=== Listed entries ===

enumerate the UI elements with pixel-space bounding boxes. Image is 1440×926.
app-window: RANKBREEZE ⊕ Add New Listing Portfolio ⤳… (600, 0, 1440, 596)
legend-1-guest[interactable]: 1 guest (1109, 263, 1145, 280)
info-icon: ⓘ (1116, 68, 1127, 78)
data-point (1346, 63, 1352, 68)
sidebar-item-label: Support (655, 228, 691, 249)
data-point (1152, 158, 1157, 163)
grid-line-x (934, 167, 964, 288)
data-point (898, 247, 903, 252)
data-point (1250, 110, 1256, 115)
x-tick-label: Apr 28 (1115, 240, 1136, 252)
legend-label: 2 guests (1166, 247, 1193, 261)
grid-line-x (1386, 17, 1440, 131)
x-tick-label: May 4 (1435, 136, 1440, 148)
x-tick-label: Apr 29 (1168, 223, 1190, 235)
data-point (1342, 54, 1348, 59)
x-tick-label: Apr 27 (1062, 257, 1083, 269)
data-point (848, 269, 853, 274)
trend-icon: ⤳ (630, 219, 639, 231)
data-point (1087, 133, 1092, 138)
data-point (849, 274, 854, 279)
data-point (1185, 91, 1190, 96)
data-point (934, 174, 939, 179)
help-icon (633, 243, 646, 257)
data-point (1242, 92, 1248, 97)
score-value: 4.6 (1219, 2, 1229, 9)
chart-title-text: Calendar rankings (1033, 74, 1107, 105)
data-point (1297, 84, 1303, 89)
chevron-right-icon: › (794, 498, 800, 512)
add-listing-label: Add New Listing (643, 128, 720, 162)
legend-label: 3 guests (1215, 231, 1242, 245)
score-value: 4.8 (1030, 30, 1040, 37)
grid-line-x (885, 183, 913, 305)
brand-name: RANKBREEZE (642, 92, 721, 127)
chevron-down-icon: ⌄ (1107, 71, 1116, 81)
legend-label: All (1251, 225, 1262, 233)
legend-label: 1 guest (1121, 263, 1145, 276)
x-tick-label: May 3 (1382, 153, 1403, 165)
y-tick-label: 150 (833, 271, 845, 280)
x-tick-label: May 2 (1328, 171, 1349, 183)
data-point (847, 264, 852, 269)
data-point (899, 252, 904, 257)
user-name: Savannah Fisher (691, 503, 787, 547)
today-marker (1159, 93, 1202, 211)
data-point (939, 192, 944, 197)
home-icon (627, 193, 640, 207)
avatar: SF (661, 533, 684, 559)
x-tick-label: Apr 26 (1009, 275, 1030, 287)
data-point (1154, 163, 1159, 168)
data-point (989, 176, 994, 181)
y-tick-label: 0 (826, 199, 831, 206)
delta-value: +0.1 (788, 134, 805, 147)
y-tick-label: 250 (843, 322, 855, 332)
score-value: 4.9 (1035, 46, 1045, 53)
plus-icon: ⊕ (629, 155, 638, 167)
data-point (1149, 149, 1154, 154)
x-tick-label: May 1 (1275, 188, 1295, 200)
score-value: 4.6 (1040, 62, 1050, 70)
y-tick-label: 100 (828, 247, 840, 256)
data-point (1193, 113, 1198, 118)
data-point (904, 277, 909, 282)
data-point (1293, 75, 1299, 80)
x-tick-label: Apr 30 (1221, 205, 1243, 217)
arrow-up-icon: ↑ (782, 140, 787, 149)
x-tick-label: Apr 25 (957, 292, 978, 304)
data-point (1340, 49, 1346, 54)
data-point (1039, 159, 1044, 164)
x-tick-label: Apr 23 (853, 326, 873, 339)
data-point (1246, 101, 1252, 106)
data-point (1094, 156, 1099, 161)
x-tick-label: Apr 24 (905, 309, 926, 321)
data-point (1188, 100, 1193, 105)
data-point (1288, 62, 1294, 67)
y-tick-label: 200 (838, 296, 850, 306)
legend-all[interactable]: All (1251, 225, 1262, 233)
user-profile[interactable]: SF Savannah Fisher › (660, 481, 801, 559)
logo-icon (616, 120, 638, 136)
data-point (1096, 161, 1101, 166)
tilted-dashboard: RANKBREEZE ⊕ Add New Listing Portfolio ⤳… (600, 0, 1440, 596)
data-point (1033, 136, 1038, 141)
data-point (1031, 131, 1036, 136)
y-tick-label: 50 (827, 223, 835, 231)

===

#### [Given task]
Update the stretch from the first line through the line that contains "data-point (1342, 54, 1348, 59)" by replacing "Support" with "Help", and give only those lines, with everything else left unchanged.

#### [Answer to the exercise]
enumerate the UI elements with pixel-space bounding boxes. Image is 1440×926.
app-window: RANKBREEZE ⊕ Add New Listing Portfolio ⤳… (600, 0, 1440, 596)
legend-1-guest[interactable]: 1 guest (1109, 263, 1145, 280)
info-icon: ⓘ (1116, 68, 1127, 78)
data-point (1346, 63, 1352, 68)
sidebar-item-label: Help (655, 228, 691, 249)
data-point (1152, 158, 1157, 163)
grid-line-x (934, 167, 964, 288)
data-point (898, 247, 903, 252)
data-point (1250, 110, 1256, 115)
x-tick-label: Apr 28 (1115, 240, 1136, 252)
legend-label: 2 guests (1166, 247, 1193, 261)
grid-line-x (1386, 17, 1440, 131)
x-tick-label: May 4 (1435, 136, 1440, 148)
x-tick-label: Apr 29 (1168, 223, 1190, 235)
data-point (1342, 54, 1348, 59)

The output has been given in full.